* The input *
* * *

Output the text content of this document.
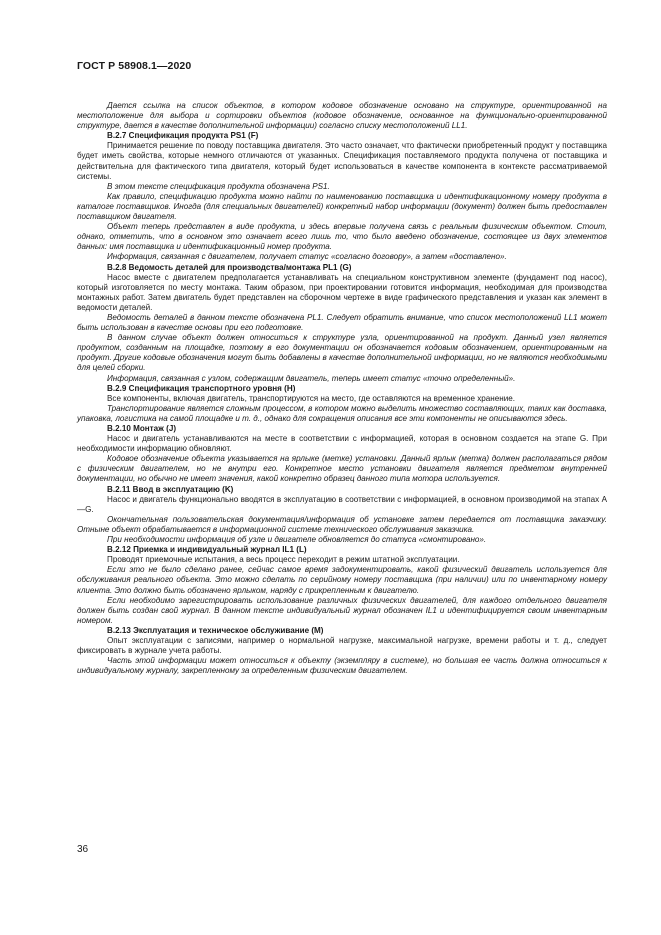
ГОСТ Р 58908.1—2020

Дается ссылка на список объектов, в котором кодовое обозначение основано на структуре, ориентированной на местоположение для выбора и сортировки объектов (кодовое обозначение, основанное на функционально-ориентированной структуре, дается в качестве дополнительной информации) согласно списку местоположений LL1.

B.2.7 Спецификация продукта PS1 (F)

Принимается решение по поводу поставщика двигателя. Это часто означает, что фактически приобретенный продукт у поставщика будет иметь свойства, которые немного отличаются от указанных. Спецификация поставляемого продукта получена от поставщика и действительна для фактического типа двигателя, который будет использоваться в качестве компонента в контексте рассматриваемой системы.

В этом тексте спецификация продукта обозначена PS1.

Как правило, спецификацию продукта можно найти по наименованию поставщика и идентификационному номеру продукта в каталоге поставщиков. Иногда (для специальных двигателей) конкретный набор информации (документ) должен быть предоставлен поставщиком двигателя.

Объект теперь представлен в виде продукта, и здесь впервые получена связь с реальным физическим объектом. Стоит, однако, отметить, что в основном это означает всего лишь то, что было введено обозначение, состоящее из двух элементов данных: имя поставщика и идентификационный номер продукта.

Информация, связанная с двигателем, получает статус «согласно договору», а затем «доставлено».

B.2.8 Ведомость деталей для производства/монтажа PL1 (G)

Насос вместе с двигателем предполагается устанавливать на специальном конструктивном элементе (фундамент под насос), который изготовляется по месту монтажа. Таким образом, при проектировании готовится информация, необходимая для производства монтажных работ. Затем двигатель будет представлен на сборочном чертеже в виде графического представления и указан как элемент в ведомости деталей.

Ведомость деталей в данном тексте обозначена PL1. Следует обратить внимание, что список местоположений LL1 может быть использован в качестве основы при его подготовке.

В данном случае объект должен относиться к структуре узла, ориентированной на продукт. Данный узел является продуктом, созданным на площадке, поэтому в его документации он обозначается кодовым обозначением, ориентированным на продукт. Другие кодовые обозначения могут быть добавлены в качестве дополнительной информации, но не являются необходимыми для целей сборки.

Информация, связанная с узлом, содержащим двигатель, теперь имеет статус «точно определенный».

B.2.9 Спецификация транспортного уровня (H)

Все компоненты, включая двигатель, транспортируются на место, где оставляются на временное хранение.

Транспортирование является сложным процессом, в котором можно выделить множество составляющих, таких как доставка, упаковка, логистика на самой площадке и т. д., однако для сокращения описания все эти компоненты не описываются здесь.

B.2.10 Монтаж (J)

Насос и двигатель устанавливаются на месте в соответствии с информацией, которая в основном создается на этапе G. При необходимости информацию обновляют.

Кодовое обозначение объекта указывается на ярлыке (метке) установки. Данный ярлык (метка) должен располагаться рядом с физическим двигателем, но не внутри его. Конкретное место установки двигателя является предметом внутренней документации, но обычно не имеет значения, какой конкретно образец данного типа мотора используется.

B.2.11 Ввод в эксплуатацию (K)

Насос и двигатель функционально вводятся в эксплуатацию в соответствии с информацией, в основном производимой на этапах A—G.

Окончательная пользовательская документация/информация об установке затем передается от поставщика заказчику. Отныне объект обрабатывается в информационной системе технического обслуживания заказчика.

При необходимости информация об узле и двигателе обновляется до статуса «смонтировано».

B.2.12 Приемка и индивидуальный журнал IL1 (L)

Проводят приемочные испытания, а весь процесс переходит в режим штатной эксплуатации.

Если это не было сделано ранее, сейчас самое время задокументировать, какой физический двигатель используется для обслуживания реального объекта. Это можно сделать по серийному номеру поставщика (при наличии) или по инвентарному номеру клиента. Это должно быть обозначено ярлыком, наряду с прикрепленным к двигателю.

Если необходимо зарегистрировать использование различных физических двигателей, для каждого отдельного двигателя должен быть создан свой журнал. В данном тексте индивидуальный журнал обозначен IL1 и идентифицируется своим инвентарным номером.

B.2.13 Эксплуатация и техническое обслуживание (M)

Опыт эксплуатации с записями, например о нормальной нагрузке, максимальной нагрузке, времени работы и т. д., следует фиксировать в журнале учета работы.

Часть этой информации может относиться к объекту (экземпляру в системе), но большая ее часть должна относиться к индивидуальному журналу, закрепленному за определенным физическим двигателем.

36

* * *

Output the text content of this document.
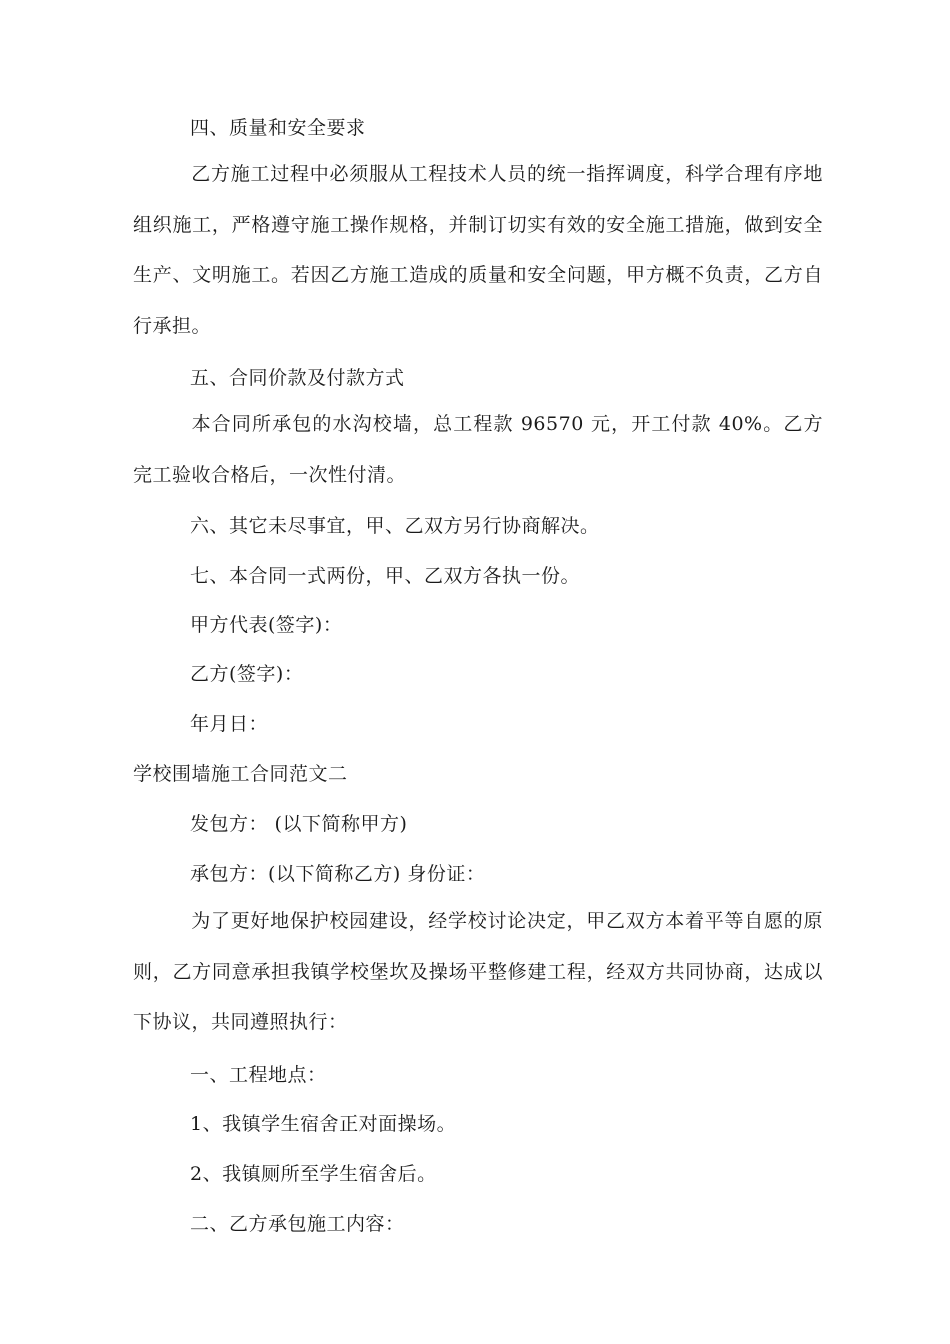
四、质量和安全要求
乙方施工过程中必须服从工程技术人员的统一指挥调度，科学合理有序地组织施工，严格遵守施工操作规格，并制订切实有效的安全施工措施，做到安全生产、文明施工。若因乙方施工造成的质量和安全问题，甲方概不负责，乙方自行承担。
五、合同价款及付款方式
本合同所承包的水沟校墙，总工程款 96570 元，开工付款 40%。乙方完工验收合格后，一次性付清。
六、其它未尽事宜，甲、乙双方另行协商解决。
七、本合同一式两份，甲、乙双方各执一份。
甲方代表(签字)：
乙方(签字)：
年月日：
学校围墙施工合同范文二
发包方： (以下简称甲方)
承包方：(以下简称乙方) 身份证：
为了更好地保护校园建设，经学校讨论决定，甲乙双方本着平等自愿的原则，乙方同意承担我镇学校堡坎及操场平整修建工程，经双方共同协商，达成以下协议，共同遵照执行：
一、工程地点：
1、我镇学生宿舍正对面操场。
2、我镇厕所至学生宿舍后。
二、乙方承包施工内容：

* * *

* Your objective *
Go over the data above and copy every line that has the word "производства" in it.

* Correct result *
B.2.8 Ведомость деталей для производства/монтажа PL1 (G)
Насос вместе с двигателем предполагается устанавливать на специальном конструктивном элементе (фундамент под насос), который изготовляется по месту монтажа. Таким образом, при проектировании готовится информация, необходимая для производства монтажных работ. Затем двигатель будет представлен на сборочном чертеже в виде графического представления и указан как элемент в ведомости деталей.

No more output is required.